**CHALLENGE A:**
According to the ESPP text, approximately how many employees would have been eligible to participate in the Amended ESPP as of the Record Date?
**CHALLENGE B:**
Update the ESPP text: write it out again starting with "Purchase Price. The" and going on through "Nasdaq was $24.36.", with "85%" changed to "90%".

**SELECTED TEXT:**
※

Administration. The Amended ESPP will be administered by our Board, the Compensation Committee or any Company group or executive officer designated by our Board or the Compensation Committee as responsible for administering all or a portion of the Amended ESPP, except for those items expressly reserved to our Board or the Compensation Committee (as applicable, the “Plan Administrator”). Subject to the provisions of the Amended ESPP, the administrator of the Amended ESPP has the authority and discretion to interpret the Amended ESPP and adopt rules and regulations as it deems necessary to administer the Amended ESPP, and its decisions are conclusive and binding.

Eligibility. Employees are eligible to participate in the Amended ESPP if they meet the following criteria:

The employee is employed by the Company, one of its domestic subsidiaries or any other subsidiary designated by our Board or the Compensation Committee, on the first day of an offering period;

AVANTAX, INC. | 2023 Proxy Statement50

The employee does not, immediately after purchasing Common Stock pursuant to the Amended ESPP, own stock constituting 5% or more of the total combined voting power or value of all classes of stock of the Company or any subsidiary; and

The employee’s customary employment is for more than 20 hours per week, except that the Plan Administrator has the authority to decrease this minimum requirement or impose additional eligibility requirements for future offerings consistent with IRC Section 423.

Number of Shares; Participation. The ESPP Amendment increases the number of shares reserved for issuance pursuant to the ESPP by 500,000 shares. Subject to adjustment as provided in the Amended ESPP, the total number of shares of Common Stock reserved for issuance under the Amended ESPP is 1,850,000 shares (reflecting the 500,000 shares reserved under the ESPP Amendment, plus 1,000,000 shares originally reserved under the ESPP and 350,000 shares reserved for issuance under the 2020 ESPP Amendment). If an option issued pursuant to the Amended ESPP expires or is canceled without having been exercised, the shares subject to the canceled option will again be available for issuance under the Amended ESPP. As of the Record Date, there were approximately 700 employees who would be eligible to participate in the Amended ESPP.

Terms and Conditions of Offerings. Participation in the Amended ESPP is subject to the following terms and conditions:

Offering Periods. The Amended ESPP provides for separate six-month offering periods that begin on each of May 15 and November 15. The Plan Administrator may establish different offering periods for future offerings within the limits set by the Amended ESPP and IRC Section 423.

Purchase Price. The purchase price at which Common Stock may be acquired under the Amended ESPP in any offering period is 85% of the lesser of (i) the fair market value of shares of Common Stock on the first day of the offering period and (ii) the fair market value of shares of Common Stock on the last day of the offering period. The fair market value of a share of Common Stock on any date is the closing price for a share of Common Stock as reported for such day on Nasdaq. If no sales of Common Stock were made on Nasdaq on such day, the fair market value is the closing price for a share of Common Stock as reported for the next preceding day on which sales of Common Stock were made on Nasdaq. On the Record Date, the closing sales price per share of Common Stock as reported on Nasdaq was $24.36.

Limitations. The right to acquire shares of Common Stock by an employee pursuant to an option under the Amended ESPP (or any other plan intended to meet the requirements of IRC Section 423) during any calendar year may not accrue at a rate that exceeds $25,000 (or such other limit as may be imposed by the IRC) in aggregate fair market value per calendar year, determined as of the offering date of such option. In addition, the aggregate fair market value (determined at the offering date) of all shares purchased by an employee pursuant to the Amended ESPP during any offering period may not exceed $25,000. Our Board or the Compensation Committee may establish for future offering periods an aggregate limit on the number of shares that may be purchased by all employees with respect to an offering period.

※

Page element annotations
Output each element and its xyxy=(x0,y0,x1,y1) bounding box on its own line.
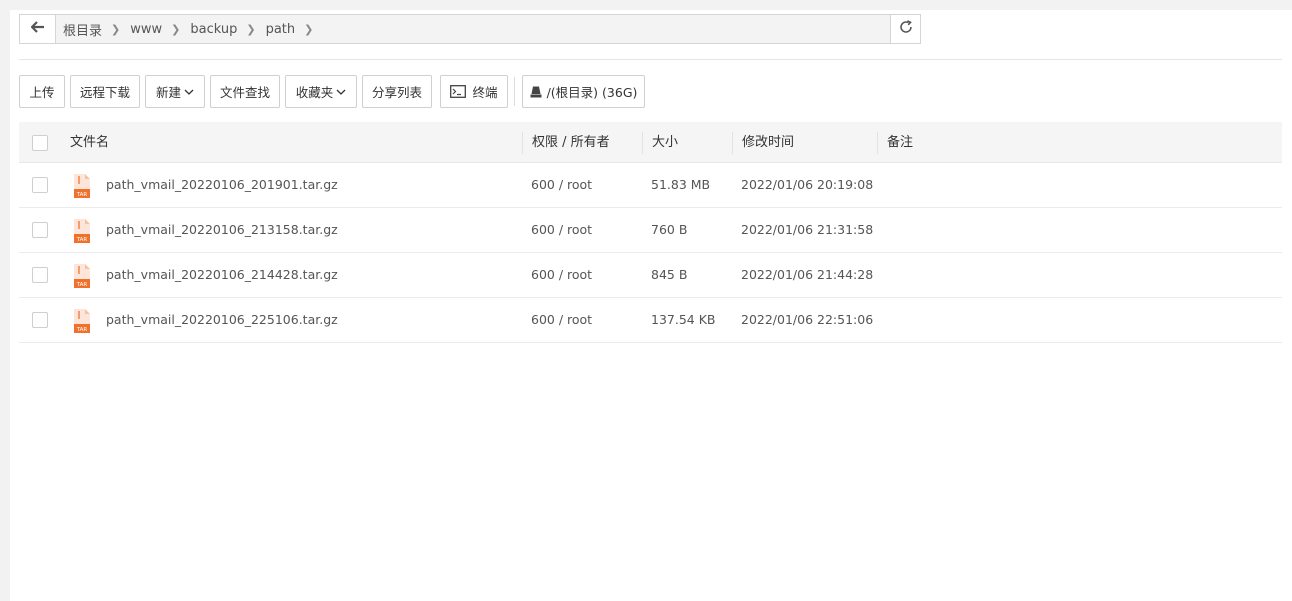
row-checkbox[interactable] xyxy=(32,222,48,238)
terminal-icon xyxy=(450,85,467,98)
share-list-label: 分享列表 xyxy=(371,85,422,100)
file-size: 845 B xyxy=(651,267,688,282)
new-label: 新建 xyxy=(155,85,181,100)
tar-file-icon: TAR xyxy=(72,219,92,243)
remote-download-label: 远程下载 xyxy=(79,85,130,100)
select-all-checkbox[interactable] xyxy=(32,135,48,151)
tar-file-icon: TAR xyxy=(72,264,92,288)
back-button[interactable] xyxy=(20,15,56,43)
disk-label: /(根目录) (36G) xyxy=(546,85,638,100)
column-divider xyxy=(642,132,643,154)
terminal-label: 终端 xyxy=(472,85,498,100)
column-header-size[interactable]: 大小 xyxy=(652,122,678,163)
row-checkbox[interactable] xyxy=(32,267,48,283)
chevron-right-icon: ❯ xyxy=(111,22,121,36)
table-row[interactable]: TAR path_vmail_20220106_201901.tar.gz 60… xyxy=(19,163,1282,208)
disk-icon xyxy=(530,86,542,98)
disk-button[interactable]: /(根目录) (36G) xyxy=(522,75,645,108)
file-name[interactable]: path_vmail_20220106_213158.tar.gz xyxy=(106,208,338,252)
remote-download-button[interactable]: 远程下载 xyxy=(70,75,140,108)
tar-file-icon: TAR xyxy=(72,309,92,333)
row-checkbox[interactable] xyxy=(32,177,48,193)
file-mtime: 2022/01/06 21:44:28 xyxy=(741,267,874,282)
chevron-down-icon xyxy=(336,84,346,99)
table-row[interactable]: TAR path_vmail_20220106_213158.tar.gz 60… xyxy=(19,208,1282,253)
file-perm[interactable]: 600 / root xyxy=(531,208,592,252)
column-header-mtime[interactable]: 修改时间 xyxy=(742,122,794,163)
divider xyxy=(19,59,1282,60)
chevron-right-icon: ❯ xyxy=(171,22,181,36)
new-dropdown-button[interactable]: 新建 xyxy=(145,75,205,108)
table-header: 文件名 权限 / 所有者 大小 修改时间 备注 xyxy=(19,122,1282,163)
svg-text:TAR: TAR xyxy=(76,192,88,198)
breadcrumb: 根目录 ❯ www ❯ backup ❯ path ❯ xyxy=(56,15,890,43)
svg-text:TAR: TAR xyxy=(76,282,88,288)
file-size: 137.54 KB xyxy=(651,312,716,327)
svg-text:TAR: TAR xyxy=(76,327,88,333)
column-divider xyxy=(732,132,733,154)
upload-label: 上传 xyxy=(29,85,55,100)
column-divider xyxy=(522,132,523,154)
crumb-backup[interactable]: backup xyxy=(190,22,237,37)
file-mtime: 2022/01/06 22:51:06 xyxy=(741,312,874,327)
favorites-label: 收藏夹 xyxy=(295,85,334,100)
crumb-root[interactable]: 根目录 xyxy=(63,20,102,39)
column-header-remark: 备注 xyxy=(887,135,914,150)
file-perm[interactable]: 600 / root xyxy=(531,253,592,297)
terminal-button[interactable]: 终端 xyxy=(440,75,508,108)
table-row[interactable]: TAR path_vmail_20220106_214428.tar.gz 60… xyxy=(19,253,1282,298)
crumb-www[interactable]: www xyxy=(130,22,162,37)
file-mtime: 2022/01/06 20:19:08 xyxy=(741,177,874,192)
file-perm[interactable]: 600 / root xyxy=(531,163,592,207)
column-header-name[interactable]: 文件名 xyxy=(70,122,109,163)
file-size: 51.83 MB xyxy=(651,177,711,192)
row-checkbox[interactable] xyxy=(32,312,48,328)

※

**RIGHT ANSWER A:**
Approximately 700 employees.

**RIGHT ANSWER B:**
Purchase Price. The purchase price at which Common Stock may be acquired under the Amended ESPP in any offering period is 90% of the lesser of (i) the fair market value of shares of Common Stock on the first day of the offering period and (ii) the fair market value of shares of Common Stock on the last day of the offering period. The fair market value of a share of Common Stock on any date is the closing price for a share of Common Stock as reported for such day on Nasdaq. If no sales of Common Stock were made on Nasdaq on such day, the fair market value is the closing price for a share of Common Stock as reported for the next preceding day on which sales of Common Stock were made on Nasdaq. On the Record Date, the closing sales price per share of Common Stock as reported on Nasdaq was $24.36.